• Input data
+ + +
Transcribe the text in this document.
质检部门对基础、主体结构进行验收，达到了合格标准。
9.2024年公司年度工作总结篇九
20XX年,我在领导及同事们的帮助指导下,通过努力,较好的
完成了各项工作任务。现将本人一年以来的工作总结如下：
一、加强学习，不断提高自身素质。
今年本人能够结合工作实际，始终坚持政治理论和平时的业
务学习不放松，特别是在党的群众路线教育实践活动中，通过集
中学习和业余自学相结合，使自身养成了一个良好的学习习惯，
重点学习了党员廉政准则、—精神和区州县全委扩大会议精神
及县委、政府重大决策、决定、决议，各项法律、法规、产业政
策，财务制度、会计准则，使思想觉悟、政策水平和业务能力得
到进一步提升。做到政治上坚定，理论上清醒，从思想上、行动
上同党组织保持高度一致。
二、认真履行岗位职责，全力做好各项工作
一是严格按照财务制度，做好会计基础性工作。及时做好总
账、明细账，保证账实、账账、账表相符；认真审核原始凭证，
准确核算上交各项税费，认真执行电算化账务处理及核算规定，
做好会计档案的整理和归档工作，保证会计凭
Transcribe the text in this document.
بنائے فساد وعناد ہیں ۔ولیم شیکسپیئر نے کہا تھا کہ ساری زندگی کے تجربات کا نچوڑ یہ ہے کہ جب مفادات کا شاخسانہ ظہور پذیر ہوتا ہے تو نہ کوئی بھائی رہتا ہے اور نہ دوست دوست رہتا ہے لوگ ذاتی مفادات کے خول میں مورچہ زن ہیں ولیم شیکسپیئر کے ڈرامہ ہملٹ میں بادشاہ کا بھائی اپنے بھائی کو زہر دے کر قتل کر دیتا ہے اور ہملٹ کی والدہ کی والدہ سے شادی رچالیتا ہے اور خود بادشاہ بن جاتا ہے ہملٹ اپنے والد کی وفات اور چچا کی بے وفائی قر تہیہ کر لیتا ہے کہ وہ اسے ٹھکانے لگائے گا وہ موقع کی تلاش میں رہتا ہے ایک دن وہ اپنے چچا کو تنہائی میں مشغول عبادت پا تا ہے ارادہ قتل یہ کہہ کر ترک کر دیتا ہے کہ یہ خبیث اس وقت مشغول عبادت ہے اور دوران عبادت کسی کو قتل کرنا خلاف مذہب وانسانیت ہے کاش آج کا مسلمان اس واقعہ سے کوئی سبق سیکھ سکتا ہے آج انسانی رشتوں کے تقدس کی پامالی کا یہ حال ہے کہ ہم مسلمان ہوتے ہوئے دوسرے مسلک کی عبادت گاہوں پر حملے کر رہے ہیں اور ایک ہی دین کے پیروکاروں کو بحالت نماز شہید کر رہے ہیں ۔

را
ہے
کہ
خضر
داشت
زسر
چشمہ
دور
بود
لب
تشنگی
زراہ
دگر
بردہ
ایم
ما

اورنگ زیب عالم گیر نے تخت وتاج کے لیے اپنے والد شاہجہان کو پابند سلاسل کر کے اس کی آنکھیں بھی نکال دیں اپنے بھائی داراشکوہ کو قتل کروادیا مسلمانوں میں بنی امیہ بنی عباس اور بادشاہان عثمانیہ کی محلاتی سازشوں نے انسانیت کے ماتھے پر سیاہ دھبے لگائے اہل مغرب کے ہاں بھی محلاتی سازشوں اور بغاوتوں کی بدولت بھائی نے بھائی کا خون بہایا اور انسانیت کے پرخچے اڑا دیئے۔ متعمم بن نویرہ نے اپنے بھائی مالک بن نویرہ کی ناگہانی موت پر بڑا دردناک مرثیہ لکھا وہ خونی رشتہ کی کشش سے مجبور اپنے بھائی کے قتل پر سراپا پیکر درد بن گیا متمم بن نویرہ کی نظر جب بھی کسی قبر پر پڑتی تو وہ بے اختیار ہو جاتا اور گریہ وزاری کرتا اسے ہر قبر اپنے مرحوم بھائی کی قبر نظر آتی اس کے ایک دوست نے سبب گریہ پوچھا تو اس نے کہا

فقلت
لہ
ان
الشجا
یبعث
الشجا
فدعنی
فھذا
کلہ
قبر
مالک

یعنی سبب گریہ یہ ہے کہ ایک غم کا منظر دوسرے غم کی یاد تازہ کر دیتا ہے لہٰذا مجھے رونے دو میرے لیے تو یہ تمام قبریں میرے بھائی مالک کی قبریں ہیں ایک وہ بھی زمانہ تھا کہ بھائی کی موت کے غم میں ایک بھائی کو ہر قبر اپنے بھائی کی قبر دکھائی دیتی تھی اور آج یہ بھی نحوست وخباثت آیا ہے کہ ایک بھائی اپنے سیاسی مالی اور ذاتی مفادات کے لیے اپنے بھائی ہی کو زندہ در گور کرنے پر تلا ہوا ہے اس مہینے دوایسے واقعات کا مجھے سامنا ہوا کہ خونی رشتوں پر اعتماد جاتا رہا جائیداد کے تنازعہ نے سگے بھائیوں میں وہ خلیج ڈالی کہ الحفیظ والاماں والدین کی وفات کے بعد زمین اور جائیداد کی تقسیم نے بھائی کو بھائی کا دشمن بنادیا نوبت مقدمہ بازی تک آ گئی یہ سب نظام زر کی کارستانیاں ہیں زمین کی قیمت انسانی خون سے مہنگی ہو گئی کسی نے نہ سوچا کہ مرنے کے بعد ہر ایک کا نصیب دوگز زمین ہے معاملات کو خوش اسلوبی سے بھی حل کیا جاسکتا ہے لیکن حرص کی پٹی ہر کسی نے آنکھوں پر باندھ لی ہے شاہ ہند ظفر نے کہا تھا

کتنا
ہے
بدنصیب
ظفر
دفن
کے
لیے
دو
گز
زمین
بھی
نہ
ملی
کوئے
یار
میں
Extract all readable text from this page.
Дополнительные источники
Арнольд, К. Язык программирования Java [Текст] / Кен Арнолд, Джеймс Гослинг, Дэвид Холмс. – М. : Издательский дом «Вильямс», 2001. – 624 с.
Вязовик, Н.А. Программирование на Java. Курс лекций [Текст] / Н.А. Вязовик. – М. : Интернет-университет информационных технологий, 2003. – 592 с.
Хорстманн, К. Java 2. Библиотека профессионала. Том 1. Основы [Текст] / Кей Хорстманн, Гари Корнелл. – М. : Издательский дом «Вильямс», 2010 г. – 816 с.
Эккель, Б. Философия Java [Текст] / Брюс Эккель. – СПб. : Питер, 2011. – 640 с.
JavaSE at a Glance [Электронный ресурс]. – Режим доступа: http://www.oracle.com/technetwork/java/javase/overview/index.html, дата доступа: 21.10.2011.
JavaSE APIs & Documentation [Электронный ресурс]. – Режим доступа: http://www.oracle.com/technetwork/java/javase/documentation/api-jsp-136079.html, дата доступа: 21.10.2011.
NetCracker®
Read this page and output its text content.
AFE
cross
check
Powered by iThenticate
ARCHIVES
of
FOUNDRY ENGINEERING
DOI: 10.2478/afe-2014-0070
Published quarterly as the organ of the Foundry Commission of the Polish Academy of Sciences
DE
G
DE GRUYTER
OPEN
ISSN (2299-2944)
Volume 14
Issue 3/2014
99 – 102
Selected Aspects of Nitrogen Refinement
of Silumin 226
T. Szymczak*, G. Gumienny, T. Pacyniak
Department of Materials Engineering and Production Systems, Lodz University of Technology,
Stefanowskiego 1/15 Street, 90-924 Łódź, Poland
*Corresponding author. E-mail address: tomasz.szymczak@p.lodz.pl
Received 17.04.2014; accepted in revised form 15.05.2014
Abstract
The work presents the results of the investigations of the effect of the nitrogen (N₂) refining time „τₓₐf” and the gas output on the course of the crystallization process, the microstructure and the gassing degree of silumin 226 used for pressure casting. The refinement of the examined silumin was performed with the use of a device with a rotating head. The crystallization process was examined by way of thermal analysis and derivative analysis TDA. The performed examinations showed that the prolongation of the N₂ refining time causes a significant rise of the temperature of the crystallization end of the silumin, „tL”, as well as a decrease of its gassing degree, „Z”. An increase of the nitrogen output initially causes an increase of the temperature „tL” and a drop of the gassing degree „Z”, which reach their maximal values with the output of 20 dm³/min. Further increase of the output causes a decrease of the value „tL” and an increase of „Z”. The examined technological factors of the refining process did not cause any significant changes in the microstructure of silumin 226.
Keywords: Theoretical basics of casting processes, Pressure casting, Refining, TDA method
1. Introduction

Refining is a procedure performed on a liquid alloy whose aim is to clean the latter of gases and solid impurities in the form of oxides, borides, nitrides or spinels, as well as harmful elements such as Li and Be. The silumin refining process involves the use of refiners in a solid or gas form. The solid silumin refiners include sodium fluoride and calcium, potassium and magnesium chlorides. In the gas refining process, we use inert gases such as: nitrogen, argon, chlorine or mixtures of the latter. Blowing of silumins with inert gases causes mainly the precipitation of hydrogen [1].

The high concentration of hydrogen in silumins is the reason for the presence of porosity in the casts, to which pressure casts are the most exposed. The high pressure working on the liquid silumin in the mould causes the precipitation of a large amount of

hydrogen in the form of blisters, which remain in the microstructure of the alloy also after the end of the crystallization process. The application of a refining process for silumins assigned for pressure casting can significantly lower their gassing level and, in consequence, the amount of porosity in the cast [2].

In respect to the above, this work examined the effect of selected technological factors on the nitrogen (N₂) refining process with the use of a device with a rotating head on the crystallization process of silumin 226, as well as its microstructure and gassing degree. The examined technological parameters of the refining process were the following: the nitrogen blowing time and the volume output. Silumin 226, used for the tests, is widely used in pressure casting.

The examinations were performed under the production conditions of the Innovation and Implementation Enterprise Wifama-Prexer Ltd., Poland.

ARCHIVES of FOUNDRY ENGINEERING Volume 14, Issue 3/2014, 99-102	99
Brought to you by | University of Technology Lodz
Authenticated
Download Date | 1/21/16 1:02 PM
+ + +
Lines of the material that contain the word "javase" are to be gathered.

• Answer for the task
JavaSE at a Glance [Электронный ресурс]. – Режим доступа: http://www.oracle.com/technetwork/java/javase/overview/index.html, дата доступа: 21.10.2011.
JavaSE APIs & Documentation [Электронный ресурс]. – Режим доступа: http://www.oracle.com/technetwork/java/javase/documentation/api-jsp-136079.html, дата доступа: 21.10.2011.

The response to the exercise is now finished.